◆ Written instruction ◆
Type out the complete listing below word for word, without its pictures.

++++ Records shown

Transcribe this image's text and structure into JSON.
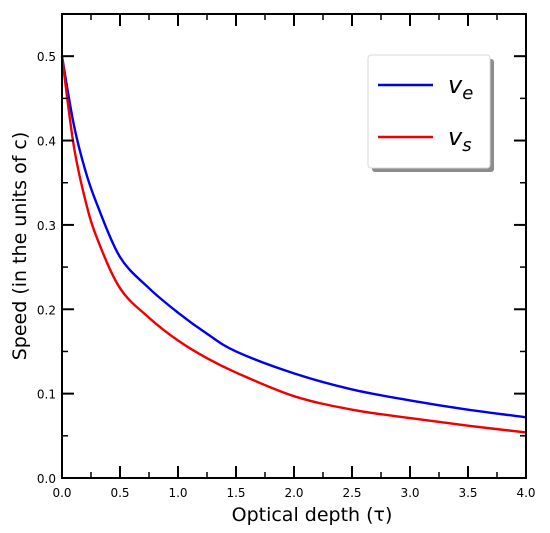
{
  "chart_data": {
    "type": "line",
    "xlabel": "Optical depth (τ)",
    "ylabel": "Speed (in the units of c)",
    "xlim": [
      0.0,
      4.0
    ],
    "ylim": [
      0.0,
      0.55
    ],
    "x_ticks": [
      0.0,
      0.5,
      1.0,
      1.5,
      2.0,
      2.5,
      3.0,
      3.5,
      4.0
    ],
    "x_tick_labels": [
      "0.0",
      "0.5",
      "1.0",
      "1.5",
      "2.0",
      "2.5",
      "3.0",
      "3.5",
      "4.0"
    ],
    "y_ticks": [
      0.0,
      0.1,
      0.2,
      0.3,
      0.4,
      0.5
    ],
    "y_tick_labels": [
      "0.0",
      "0.1",
      "0.2",
      "0.3",
      "0.4",
      "0.5"
    ],
    "legend_position": "top-right",
    "grid": false,
    "x": [
      0.0,
      0.1,
      0.2,
      0.3,
      0.5,
      0.75,
      1.0,
      1.25,
      1.5,
      2.0,
      2.5,
      3.0,
      3.5,
      4.0
    ],
    "series": [
      {
        "name": "v_e",
        "legend_main": "v",
        "legend_sub": "e",
        "color": "#0000ee",
        "values": [
          0.5,
          0.42,
          0.365,
          0.325,
          0.262,
          0.225,
          0.196,
          0.171,
          0.15,
          0.124,
          0.105,
          0.092,
          0.081,
          0.072
        ]
      },
      {
        "name": "v_s",
        "legend_main": "v",
        "legend_sub": "s",
        "color": "#ee0000",
        "values": [
          0.5,
          0.395,
          0.33,
          0.285,
          0.225,
          0.19,
          0.163,
          0.142,
          0.125,
          0.097,
          0.081,
          0.071,
          0.062,
          0.054
        ]
      }
    ]
  }
}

++++++++

◆ Solution for this task ◆
Transcribe this image's text and structure into JSON.
{
  "chart_data": {
    "type": "line",
    "xlabel": "Optical depth (τ)",
    "ylabel": "Speed (in the units of c)",
    "xlim": [
      0.0,
      4.0
    ],
    "ylim": [
      0.0,
      0.55
    ],
    "x_ticks": [
      0.0,
      0.5,
      1.0,
      1.5,
      2.0,
      2.5,
      3.0,
      3.5,
      4.0
    ],
    "x_tick_labels": [
      "0.0",
      "0.5",
      "1.0",
      "1.5",
      "2.0",
      "2.5",
      "3.0",
      "3.5",
      "4.0"
    ],
    "y_ticks": [
      0.0,
      0.1,
      0.2,
      0.3,
      0.4,
      0.5
    ],
    "y_tick_labels": [
      "0.0",
      "0.1",
      "0.2",
      "0.3",
      "0.4",
      "0.5"
    ],
    "legend_position": "top-right",
    "grid": false,
    "x": [
      0.0,
      0.1,
      0.2,
      0.3,
      0.5,
      0.75,
      1.0,
      1.25,
      1.5,
      2.0,
      2.5,
      3.0,
      3.5,
      4.0
    ],
    "series": [
      {
        "name": "v_e",
        "legend_main": "v",
        "legend_sub": "e",
        "color": "#0000ee",
        "values": [
          0.5,
          0.42,
          0.365,
          0.325,
          0.262,
          0.225,
          0.196,
          0.171,
          0.15,
          0.124,
          0.105,
          0.092,
          0.081,
          0.072
        ]
      },
      {
        "name": "v_s",
        "legend_main": "v",
        "legend_sub": "s",
        "color": "#ee0000",
        "values": [
          0.5,
          0.395,
          0.33,
          0.285,
          0.225,
          0.19,
          0.163,
          0.142,
          0.125,
          0.097,
          0.081,
          0.071,
          0.062,
          0.054
        ]
      }
    ]
  }
}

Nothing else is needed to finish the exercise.